**Aim**. Everything in the data should be repeated exactly, save for the images.

Dataset items:
+++++

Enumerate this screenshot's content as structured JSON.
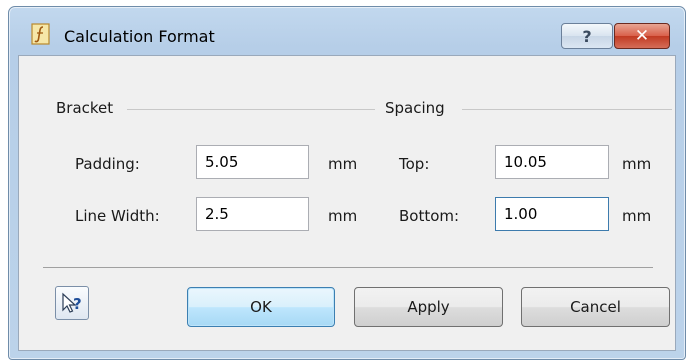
{
  "window": {
    "title": "Calculation Format"
  },
  "titlebar_buttons": {
    "help": "?",
    "close": "✕"
  },
  "bracket": {
    "heading": "Bracket",
    "padding_label": "Padding:",
    "padding_value": "5.05",
    "padding_unit": "mm",
    "line_width_label": "Line Width:",
    "line_width_value": "2.5",
    "line_width_unit": "mm"
  },
  "spacing": {
    "heading": "Spacing",
    "top_label": "Top:",
    "top_value": "10.05",
    "top_unit": "mm",
    "bottom_label": "Bottom:",
    "bottom_value": "1.00",
    "bottom_unit": "mm"
  },
  "buttons": {
    "ok": "OK",
    "apply": "Apply",
    "cancel": "Cancel"
  },
  "colors": {
    "frame": "#bcd3ea",
    "client": "#f0f0f0",
    "default_button": "#bee6fd",
    "close_button": "#c13a22"
  }
}
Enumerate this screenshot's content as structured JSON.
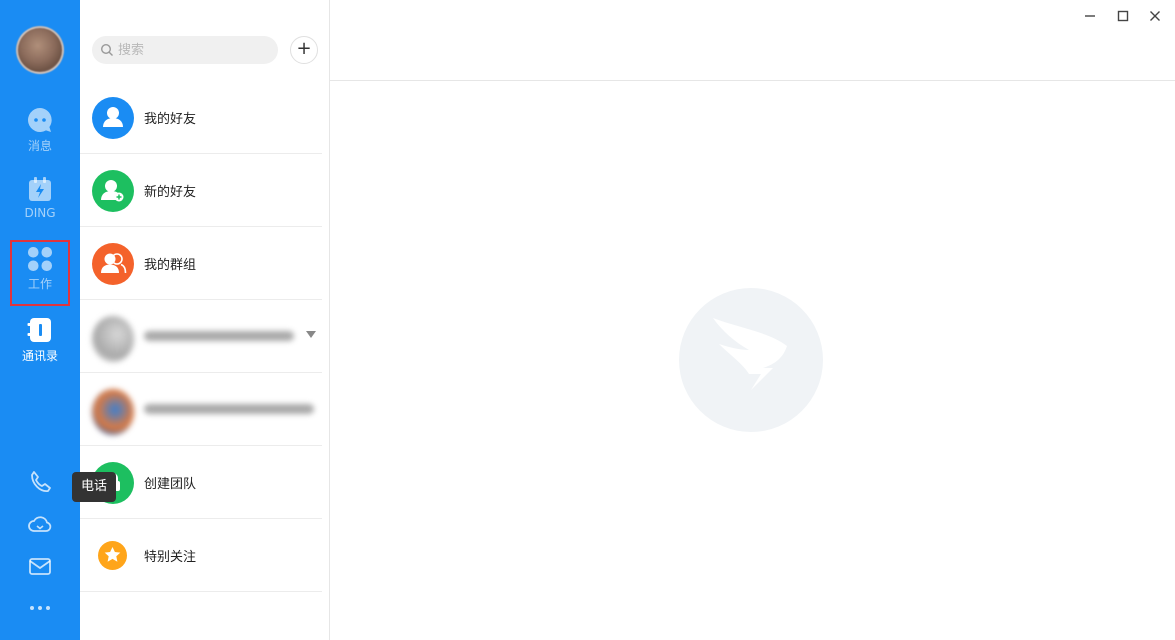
{
  "nav": {
    "items": [
      {
        "label": "消息",
        "icon": "message-icon"
      },
      {
        "label": "DING",
        "icon": "ding-icon"
      },
      {
        "label": "工作",
        "icon": "work-grid-icon"
      },
      {
        "label": "通讯录",
        "icon": "contacts-icon"
      }
    ],
    "active": "通讯录",
    "highlighted": "工作",
    "bottom": [
      "phone-icon",
      "cloud-icon",
      "mail-icon",
      "more-icon"
    ],
    "tooltip": "电话"
  },
  "panel": {
    "search_placeholder": "搜索",
    "add_label": "+",
    "rows": [
      {
        "label": "我的好友",
        "color": "#1a8cf3"
      },
      {
        "label": "新的好友",
        "color": "#1dbf60"
      },
      {
        "label": "我的群组",
        "color": "#f4622b"
      },
      {
        "label": "创建团队",
        "color": "#1dbf60"
      },
      {
        "label": "特别关注",
        "color": "#ffa51a"
      }
    ]
  },
  "colors": {
    "nav_bg": "#1a8cf3",
    "highlight_border": "#e0343c",
    "logo_bg": "#f0f3f6"
  }
}
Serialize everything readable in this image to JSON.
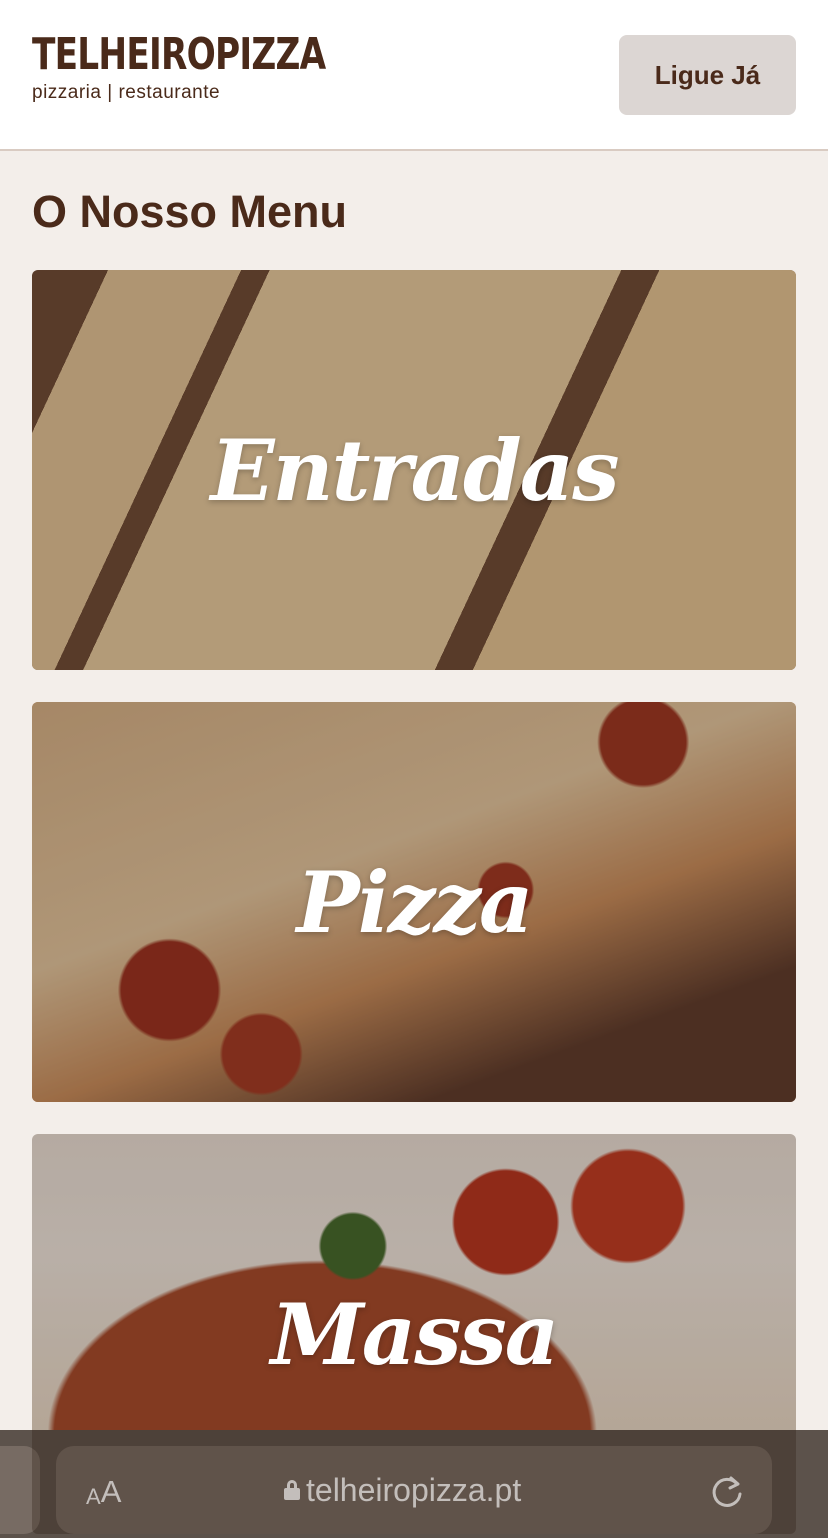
{
  "header": {
    "brand_name": "TELHEIROPIZZA",
    "brand_tagline": "pizzaria | restaurante",
    "call_button_label": "Ligue Já"
  },
  "main": {
    "title": "O Nosso Menu",
    "categories": [
      {
        "label": "Entradas"
      },
      {
        "label": "Pizza"
      },
      {
        "label": "Massa"
      }
    ]
  },
  "browser": {
    "text_size_small": "A",
    "text_size_large": "A",
    "url": "telheiropizza.pt"
  },
  "colors": {
    "brand_brown": "#4a2a1a",
    "page_background": "#f3eeea",
    "button_background": "#dcd6d3"
  }
}
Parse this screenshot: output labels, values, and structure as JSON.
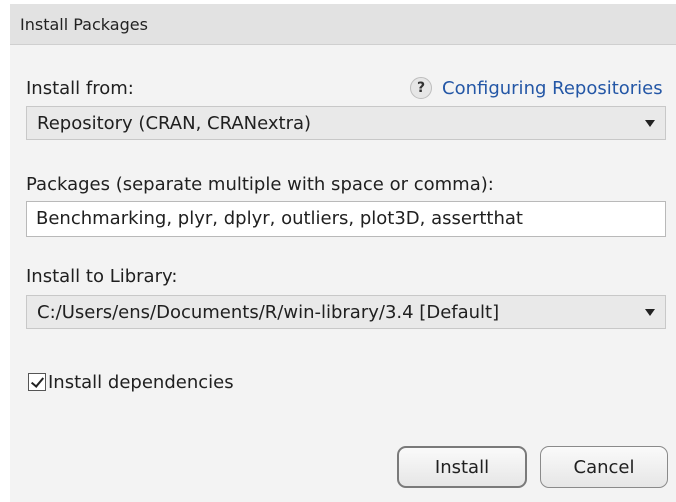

+++++

**Expected answer**.
Enumerate this screenshot's content as structured JSON.
{
  "window": {
    "title": "Calculation Format"
  },
  "titlebar_buttons": {
    "help": "?",
    "close": "✕"
  },
  "bracket": {
    "heading": "Bracket",
    "padding_label": "Padding:",
    "padding_value": "5.05",
    "padding_unit": "mm",
    "line_width_label": "Line Width:",
    "line_width_value": "2.5",
    "line_width_unit": "mm"
  },
  "spacing": {
    "heading": "Spacing",
    "top_label": "Top:",
    "top_value": "10.05",
    "top_unit": "mm",
    "bottom_label": "Bottom:",
    "bottom_value": "1.00",
    "bottom_unit": "mm"
  },
  "buttons": {
    "ok": "OK",
    "apply": "Apply",
    "cancel": "Cancel"
  },
  "colors": {
    "frame": "#bcd3ea",
    "client": "#f0f0f0",
    "default_button": "#bee6fd",
    "close_button": "#c13a22"
  }
}
Enumerate this screenshot's content as structured JSON.
{
  "nav": {
    "items": [
      {
        "label": "消息",
        "icon": "message-icon"
      },
      {
        "label": "DING",
        "icon": "ding-icon"
      },
      {
        "label": "工作",
        "icon": "work-grid-icon"
      },
      {
        "label": "通讯录",
        "icon": "contacts-icon"
      }
    ],
    "active": "通讯录",
    "highlighted": "工作",
    "bottom": [
      "phone-icon",
      "cloud-icon",
      "mail-icon",
      "more-icon"
    ],
    "tooltip": "电话"
  },
  "panel": {
    "search_placeholder": "搜索",
    "add_label": "+",
    "rows": [
      {
        "label": "我的好友",
        "color": "#1a8cf3"
      },
      {
        "label": "新的好友",
        "color": "#1dbf60"
      },
      {
        "label": "我的群组",
        "color": "#f4622b"
      },
      {
        "label": "创建团队",
        "color": "#1dbf60"
      },
      {
        "label": "特别关注",
        "color": "#ffa51a"
      }
    ]
  },
  "colors": {
    "nav_bg": "#1a8cf3",
    "highlight_border": "#e0343c",
    "logo_bg": "#f0f3f6"
  }
}
Serialize everything readable in this image to JSON.
{
  "header": {
    "brand_name": "TELHEIROPIZZA",
    "brand_tagline": "pizzaria | restaurante",
    "call_button_label": "Ligue Já"
  },
  "main": {
    "title": "O Nosso Menu",
    "categories": [
      {
        "label": "Entradas"
      },
      {
        "label": "Pizza"
      },
      {
        "label": "Massa"
      }
    ]
  },
  "browser": {
    "text_size_small": "A",
    "text_size_large": "A",
    "url": "telheiropizza.pt"
  },
  "colors": {
    "brand_brown": "#4a2a1a",
    "page_background": "#f3eeea",
    "button_background": "#dcd6d3"
  }
}
Parse this screenshot: output labels, values, and structure as JSON.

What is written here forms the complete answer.